DOCUMENT EXCERPT:
My Photo Hangout

Mark's Other Hangouts
Mark's Photo Hangout
Syndicated RSS Feed
Entries by Category
« Excellent Reason to Encrypt iOS Backups | Main | Route 66 Logo Magnetics »
Wednesday
May042011

Custom iPhone or iPod Install in '99-'01 Miata

In 2007 I detailed a custom iPod install using an earlier model of the Dension iPod Cradle.  Unfortunately, the earlier model only supports the 12-volt charging pin on the iPod dock connector.  In 2008 Apple dropped support for the 12-volt charging pin on new models of the iPhone and iPod.  That meant the latest iPhones and iPods couldn't be charged by the original Dension Cradle.  Subsequently, Dension released an updated model of their Cradle that supports the (now standard) 5-volt charging pin on the iPhone/iPod dock connector.  This article details the installation of the latest Dension iPod Cradle in a 2001 Mazda Miata using the factory radio.

DISCLAIMER:  These instructions are supplied for informational purposes only.  Installation should only be attempted by someone with the necessary technical knowledge and skill.  I cannot be held responsible if you don't know what you are doing and you screw up your iPod, iPhone or your Mazda factory radio.

Follow these instructions at your own risk!

I do not make or sell the necessary home-brew wiring harness so please don't ask me to make you one.

Applicable Mazda Miata Models

This article applies to the following Miata factory radios.

  • 1999 - 2000 Miatas with Single-DIN non-Bose factory radio
  • 1999 - 2001 Miatas with Single-DIN Bose factory radio

Note: This installation might be compatible with certain 1996 - 1997 Miata factory radios.  I do not have any personal experience with these radios.  See Stephen Foskett's Miata Audio Pinouts site for more information about the various factory radios Mazda has used in Miatas.

GIVEN INFORMATION:
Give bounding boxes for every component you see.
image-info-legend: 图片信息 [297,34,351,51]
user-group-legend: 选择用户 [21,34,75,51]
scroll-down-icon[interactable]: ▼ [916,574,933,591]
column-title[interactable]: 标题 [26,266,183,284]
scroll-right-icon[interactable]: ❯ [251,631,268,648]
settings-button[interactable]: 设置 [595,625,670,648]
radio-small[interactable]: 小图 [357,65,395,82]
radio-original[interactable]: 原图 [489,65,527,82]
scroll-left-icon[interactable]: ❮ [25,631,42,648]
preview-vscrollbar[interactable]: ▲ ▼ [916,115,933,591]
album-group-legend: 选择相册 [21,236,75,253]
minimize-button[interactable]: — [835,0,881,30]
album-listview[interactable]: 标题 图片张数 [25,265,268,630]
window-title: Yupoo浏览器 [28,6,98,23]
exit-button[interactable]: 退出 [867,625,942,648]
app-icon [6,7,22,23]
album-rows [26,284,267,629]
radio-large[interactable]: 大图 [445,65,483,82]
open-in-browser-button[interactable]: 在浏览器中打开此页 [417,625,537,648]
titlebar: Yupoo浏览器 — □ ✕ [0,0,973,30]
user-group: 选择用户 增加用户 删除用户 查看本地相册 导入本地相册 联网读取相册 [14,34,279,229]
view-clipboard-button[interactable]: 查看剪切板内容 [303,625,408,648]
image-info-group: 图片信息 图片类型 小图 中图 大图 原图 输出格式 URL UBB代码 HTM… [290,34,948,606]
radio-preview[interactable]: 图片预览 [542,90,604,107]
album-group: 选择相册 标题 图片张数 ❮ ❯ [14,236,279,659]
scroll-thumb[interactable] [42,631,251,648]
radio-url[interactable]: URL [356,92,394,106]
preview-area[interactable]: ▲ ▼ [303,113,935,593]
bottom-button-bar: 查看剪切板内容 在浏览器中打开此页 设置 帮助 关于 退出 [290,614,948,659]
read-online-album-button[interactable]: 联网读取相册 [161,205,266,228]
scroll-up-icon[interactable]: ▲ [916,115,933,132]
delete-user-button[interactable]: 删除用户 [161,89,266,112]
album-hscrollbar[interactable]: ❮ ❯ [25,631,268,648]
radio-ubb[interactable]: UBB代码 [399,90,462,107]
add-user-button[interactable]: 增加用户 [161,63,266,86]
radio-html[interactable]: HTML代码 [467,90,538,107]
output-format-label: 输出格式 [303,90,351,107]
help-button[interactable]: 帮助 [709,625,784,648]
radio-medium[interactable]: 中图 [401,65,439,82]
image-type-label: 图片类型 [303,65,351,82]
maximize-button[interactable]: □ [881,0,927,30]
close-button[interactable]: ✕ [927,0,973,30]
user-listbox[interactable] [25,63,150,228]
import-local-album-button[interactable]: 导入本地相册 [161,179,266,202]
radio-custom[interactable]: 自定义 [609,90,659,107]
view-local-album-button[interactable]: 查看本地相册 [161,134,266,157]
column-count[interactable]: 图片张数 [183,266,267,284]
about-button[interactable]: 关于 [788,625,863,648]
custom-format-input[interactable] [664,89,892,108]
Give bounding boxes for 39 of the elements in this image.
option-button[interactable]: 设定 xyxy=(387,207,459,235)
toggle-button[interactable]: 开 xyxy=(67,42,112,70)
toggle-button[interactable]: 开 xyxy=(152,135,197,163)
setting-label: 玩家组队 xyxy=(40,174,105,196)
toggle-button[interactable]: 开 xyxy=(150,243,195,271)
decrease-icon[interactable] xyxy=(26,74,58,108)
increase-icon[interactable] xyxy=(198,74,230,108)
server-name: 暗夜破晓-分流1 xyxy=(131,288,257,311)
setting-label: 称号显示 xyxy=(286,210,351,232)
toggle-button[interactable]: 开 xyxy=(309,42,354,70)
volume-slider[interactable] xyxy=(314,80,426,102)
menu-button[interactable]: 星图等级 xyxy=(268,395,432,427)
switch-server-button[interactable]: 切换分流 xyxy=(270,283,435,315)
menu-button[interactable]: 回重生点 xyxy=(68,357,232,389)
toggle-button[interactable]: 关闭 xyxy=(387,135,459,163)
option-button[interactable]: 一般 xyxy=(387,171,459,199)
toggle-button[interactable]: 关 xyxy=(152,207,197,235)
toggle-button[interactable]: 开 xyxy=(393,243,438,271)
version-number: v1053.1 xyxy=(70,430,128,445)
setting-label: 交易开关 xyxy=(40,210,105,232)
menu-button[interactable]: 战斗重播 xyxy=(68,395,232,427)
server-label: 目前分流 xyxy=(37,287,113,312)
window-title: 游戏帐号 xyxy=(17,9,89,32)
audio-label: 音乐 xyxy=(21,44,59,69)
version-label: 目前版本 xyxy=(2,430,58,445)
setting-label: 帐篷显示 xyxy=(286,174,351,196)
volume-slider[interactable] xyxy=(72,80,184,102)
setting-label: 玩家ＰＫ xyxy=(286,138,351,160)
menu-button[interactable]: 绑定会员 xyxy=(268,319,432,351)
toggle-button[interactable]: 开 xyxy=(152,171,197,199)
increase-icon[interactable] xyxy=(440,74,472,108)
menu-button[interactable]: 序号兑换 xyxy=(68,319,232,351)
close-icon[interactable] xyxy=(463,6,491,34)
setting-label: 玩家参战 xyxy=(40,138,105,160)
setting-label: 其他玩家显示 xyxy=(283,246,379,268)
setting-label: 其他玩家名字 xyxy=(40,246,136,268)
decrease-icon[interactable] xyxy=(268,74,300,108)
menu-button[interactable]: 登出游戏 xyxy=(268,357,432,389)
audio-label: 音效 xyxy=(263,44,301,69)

DIRECTIONS FOR THIS TASK: Update the Miata iPod install article from "Custom iPhone or" up to and including "the factory radio.", changing every "12-volt" to "twelve-volt".

WRITTEN SOLUTION:
Custom iPhone or iPod Install in '99-'01 Miata

In 2007 I detailed a custom iPod install using an earlier model of the Dension iPod Cradle.  Unfortunately, the earlier model only supports the twelve-volt charging pin on the iPod dock connector.  In 2008 Apple dropped support for the twelve-volt charging pin on new models of the iPhone and iPod.  That meant the latest iPhones and iPods couldn't be charged by the original Dension Cradle.  Subsequently, Dension released an updated model of their Cradle that supports the (now standard) 5-volt charging pin on the iPhone/iPod dock connector.  This article details the installation of the latest Dension iPod Cradle in a 2001 Mazda Miata using the factory radio.